**Task description:** Scan the material and copy every line in which "UltraHD" appears.

**Items:**
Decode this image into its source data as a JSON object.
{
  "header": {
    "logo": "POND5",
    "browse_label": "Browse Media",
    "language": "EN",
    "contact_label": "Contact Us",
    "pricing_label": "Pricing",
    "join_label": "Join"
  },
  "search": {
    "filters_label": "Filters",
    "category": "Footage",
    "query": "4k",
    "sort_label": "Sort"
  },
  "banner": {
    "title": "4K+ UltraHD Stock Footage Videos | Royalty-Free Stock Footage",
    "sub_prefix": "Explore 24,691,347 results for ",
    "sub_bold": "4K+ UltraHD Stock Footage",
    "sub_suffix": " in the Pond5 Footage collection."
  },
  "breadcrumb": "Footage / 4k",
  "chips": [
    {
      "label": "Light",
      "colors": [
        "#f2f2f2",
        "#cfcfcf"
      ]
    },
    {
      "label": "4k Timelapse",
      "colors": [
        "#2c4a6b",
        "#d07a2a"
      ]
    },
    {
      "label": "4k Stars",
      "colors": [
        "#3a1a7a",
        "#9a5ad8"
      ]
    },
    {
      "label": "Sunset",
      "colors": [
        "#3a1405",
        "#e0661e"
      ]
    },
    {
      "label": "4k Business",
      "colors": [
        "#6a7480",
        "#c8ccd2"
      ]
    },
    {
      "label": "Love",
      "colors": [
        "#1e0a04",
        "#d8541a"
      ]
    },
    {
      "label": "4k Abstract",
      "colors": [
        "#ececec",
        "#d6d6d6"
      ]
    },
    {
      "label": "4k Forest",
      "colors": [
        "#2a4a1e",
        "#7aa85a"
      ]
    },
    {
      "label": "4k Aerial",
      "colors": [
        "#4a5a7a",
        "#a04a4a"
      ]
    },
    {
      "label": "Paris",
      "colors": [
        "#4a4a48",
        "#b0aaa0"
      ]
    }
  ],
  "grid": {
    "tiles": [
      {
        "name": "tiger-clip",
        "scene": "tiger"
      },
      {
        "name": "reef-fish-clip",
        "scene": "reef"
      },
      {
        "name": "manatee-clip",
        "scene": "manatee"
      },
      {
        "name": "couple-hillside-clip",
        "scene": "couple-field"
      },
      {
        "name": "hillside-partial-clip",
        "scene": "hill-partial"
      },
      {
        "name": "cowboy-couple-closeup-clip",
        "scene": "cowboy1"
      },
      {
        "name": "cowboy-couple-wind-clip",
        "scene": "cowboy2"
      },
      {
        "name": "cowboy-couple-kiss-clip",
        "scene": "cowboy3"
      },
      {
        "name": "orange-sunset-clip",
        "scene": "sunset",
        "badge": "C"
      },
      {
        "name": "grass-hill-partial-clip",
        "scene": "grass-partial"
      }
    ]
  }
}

**Exercise output:**
    "title": "4K+ UltraHD Stock Footage Videos | Royalty-Free Stock Footage",
    "sub_bold": "4K+ UltraHD Stock Footage",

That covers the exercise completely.